LISTED ENTRIES:
+ + + + +

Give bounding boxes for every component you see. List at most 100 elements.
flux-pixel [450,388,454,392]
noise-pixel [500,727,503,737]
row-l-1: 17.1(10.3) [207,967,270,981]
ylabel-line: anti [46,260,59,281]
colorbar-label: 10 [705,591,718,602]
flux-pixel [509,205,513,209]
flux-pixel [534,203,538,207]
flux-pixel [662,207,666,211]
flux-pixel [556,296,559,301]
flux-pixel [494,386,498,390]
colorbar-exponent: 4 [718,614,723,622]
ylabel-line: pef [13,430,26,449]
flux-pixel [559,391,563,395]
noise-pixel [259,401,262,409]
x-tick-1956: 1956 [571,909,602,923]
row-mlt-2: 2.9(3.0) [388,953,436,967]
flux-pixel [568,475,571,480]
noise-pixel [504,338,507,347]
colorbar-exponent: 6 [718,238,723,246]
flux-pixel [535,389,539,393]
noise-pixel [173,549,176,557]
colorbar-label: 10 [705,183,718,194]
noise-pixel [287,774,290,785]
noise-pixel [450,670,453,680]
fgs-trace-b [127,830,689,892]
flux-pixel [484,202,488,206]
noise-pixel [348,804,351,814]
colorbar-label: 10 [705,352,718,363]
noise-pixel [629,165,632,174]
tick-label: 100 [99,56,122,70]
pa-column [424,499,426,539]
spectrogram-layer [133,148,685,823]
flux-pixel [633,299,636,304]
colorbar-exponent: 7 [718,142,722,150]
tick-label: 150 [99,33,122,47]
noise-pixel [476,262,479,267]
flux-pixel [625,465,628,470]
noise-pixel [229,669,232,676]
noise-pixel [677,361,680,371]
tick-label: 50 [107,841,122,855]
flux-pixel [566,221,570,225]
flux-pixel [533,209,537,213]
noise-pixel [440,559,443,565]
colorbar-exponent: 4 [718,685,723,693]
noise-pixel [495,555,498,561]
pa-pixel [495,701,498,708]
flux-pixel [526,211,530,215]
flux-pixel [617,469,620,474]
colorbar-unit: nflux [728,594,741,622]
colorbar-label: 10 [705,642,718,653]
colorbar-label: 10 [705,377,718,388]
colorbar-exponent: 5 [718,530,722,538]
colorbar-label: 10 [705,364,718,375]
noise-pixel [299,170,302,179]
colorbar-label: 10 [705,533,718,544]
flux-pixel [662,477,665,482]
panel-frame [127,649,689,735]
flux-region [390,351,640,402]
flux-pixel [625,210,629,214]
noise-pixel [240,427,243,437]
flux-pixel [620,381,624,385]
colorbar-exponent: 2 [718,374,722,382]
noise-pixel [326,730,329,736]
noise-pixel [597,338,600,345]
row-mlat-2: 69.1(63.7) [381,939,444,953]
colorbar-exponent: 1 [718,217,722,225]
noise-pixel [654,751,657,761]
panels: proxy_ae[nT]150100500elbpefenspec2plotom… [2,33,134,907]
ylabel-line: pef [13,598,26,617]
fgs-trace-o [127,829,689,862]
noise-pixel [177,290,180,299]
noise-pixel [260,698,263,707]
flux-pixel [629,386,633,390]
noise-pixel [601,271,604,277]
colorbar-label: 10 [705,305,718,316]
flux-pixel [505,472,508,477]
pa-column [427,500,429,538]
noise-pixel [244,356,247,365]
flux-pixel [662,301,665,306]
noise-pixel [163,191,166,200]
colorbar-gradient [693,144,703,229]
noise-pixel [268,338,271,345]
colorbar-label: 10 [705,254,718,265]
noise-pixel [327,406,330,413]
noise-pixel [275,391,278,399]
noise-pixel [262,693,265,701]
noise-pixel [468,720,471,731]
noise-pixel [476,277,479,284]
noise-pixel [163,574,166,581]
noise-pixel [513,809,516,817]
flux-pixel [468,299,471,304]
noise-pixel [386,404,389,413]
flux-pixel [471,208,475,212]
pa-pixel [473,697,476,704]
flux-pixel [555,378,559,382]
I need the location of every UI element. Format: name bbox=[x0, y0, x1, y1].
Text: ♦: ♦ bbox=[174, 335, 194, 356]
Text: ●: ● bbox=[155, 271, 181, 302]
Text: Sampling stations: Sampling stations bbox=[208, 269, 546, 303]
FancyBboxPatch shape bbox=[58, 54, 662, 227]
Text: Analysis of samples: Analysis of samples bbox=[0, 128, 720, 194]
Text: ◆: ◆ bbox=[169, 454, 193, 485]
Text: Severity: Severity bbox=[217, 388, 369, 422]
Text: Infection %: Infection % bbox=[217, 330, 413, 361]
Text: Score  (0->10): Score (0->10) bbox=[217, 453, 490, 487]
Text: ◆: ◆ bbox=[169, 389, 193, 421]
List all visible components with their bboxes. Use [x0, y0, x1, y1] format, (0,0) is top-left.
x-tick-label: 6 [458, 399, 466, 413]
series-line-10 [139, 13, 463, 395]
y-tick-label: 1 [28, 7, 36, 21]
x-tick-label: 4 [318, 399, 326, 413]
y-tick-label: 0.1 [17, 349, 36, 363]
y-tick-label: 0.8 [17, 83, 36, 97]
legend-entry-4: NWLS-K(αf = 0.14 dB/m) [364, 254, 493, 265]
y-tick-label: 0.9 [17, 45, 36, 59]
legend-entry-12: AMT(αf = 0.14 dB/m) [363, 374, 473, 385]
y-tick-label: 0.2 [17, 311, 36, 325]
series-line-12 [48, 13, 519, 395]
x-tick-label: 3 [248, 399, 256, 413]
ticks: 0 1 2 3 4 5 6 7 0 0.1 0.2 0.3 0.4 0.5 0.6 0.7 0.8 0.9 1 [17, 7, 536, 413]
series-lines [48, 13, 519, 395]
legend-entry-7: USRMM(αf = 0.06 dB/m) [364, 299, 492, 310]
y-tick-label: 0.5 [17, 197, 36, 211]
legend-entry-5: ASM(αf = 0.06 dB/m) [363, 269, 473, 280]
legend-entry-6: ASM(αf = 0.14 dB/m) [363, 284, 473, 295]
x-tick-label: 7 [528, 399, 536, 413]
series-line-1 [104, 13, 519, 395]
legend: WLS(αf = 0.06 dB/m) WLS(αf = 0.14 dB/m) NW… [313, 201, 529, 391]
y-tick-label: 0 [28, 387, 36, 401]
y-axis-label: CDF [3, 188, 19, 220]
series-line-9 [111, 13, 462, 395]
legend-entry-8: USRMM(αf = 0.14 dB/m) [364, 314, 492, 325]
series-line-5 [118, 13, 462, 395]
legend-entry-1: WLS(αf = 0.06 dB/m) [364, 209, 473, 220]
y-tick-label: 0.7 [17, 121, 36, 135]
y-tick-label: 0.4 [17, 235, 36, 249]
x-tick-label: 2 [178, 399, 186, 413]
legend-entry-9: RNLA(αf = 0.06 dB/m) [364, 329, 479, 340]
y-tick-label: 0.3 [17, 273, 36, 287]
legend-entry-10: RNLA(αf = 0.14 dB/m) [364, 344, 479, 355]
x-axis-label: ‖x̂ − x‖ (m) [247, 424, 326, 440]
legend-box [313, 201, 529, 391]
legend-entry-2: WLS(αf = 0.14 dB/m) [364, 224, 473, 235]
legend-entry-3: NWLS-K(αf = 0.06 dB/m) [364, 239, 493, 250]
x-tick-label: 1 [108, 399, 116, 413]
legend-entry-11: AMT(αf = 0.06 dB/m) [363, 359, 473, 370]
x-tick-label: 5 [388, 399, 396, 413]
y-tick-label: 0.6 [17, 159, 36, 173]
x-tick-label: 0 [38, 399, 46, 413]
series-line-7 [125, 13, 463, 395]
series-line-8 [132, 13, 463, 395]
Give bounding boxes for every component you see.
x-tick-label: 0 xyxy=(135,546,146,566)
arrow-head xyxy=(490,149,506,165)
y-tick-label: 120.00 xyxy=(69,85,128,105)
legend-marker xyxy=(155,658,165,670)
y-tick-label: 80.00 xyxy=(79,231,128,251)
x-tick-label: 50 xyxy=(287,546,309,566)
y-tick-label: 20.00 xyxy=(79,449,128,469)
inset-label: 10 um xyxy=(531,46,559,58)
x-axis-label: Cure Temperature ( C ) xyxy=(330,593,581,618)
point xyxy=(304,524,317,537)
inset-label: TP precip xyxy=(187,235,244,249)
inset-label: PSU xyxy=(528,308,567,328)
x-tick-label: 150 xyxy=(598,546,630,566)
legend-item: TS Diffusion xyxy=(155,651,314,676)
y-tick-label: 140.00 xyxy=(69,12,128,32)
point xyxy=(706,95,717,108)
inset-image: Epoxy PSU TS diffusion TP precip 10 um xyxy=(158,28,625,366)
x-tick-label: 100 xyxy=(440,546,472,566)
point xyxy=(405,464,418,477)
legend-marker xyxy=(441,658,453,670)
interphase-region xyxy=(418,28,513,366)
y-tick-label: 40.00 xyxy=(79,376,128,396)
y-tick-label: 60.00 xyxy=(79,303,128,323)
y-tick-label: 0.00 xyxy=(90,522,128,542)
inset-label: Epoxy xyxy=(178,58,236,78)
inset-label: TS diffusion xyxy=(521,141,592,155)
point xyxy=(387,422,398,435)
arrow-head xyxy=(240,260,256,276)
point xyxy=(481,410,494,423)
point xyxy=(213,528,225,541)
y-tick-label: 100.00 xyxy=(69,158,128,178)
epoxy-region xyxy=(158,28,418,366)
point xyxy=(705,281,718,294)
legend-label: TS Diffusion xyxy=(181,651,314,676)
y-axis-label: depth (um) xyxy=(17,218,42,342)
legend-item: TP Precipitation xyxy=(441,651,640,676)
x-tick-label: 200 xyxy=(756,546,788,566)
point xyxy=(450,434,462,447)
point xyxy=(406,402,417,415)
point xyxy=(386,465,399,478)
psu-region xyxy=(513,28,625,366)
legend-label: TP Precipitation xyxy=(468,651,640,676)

+ + + + +

TASK DETAILS:
How many lines in the records above contain the string "axis"? Reply with the number alone.

SOLVED EXERCISE:
4